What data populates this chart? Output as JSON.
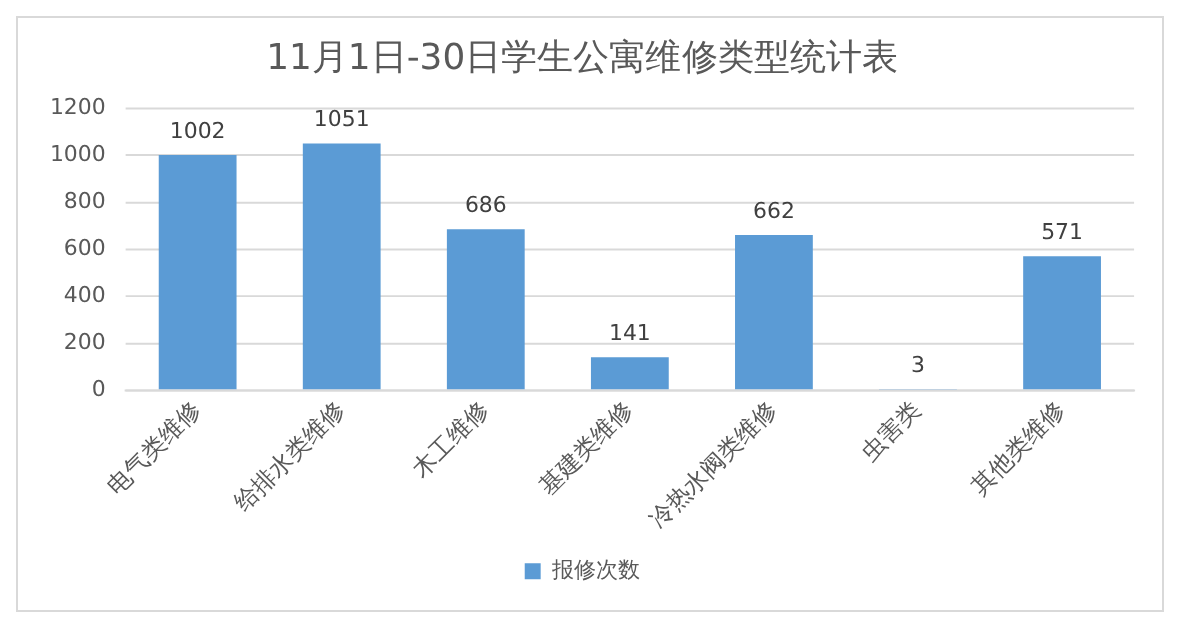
{
  "chart_data": {
    "type": "bar",
    "title": "11月1日-30日学生公寓维修类型统计表",
    "categories": [
      "电气类维修",
      "给排水类维修",
      "木工维修",
      "基建类维修",
      "冷热水阀类维修",
      "虫害类",
      "其他类维修"
    ],
    "series": [
      {
        "name": "报修次数",
        "color": "#5b9bd5",
        "values": [
          1002,
          1051,
          686,
          141,
          662,
          3,
          571
        ]
      }
    ],
    "ylim": [
      0,
      1200
    ],
    "yticks": [
      0,
      200,
      400,
      600,
      800,
      1000,
      1200
    ],
    "grid": "y",
    "legend": "bottom",
    "data_labels": true
  }
}
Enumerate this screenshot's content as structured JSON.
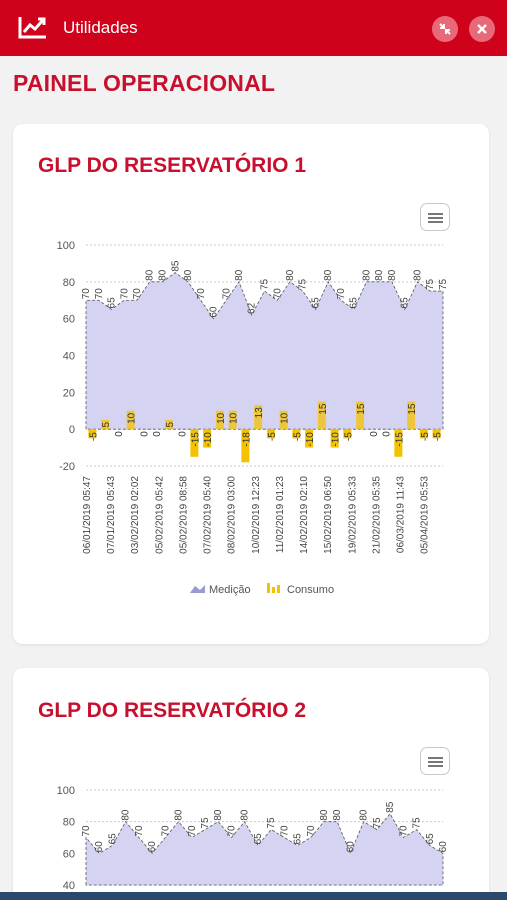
{
  "header": {
    "title": "Utilidades",
    "icons": [
      "chart-trend-icon",
      "shrink-arrows-icon",
      "close-icon"
    ],
    "background": "#d0021b"
  },
  "page": {
    "title": "PAINEL OPERACIONAL",
    "accent": "#c8102e"
  },
  "chart_data": [
    {
      "type": "area+bar",
      "title": "GLP DO RESERVATÓRIO 1",
      "ylim": [
        -20,
        100
      ],
      "yticks": [
        100,
        80,
        60,
        40,
        20,
        0,
        -20
      ],
      "x_tick_labels": [
        "06/01/2019 05:47",
        "07/01/2019 05:43",
        "03/02/2019 02:02",
        "05/02/2019 05:42",
        "05/02/2019 08:58",
        "07/02/2019 05:40",
        "08/02/2019 03:00",
        "10/02/2019 12:23",
        "11/02/2019 01:23",
        "14/02/2019 02:10",
        "15/02/2019 06:50",
        "19/02/2019 05:33",
        "21/02/2019 05:35",
        "06/03/2019 11:43",
        "05/04/2019 05:53"
      ],
      "series": [
        {
          "name": "Medição",
          "type": "area",
          "color": "#d4d4f2",
          "values": [
            70,
            70,
            65,
            70,
            70,
            80,
            80,
            85,
            80,
            70,
            60,
            70,
            80,
            62,
            75,
            70,
            80,
            75,
            65,
            80,
            70,
            65,
            80,
            80,
            80,
            65,
            80,
            75,
            75
          ]
        },
        {
          "name": "Consumo",
          "type": "bar",
          "color": "#f5c200",
          "values": [
            -5,
            5,
            0,
            10,
            0,
            0,
            5,
            0,
            -15,
            -10,
            10,
            10,
            -18,
            13,
            -5,
            10,
            -5,
            -10,
            15,
            -10,
            -5,
            15,
            0,
            0,
            -15,
            15,
            -5,
            -5
          ]
        }
      ],
      "legend": [
        "Medição",
        "Consumo"
      ],
      "legend_placement": "bottom-center"
    },
    {
      "type": "area",
      "title": "GLP DO RESERVATÓRIO 2",
      "ylim": [
        40,
        100
      ],
      "yticks": [
        100,
        80,
        60,
        40
      ],
      "series": [
        {
          "name": "Medição",
          "type": "area",
          "color": "#d4d4f2",
          "values": [
            70,
            60,
            65,
            80,
            70,
            60,
            70,
            80,
            70,
            75,
            80,
            70,
            80,
            65,
            75,
            70,
            65,
            70,
            80,
            80,
            60,
            80,
            75,
            85,
            70,
            75,
            65,
            60
          ]
        }
      ]
    }
  ]
}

Task goal –
Check each line above for the word "bottom", and copy the lines where it appears.

Exercise response –
    "legend": "bottom",
      "legend_placement": "bottom-center"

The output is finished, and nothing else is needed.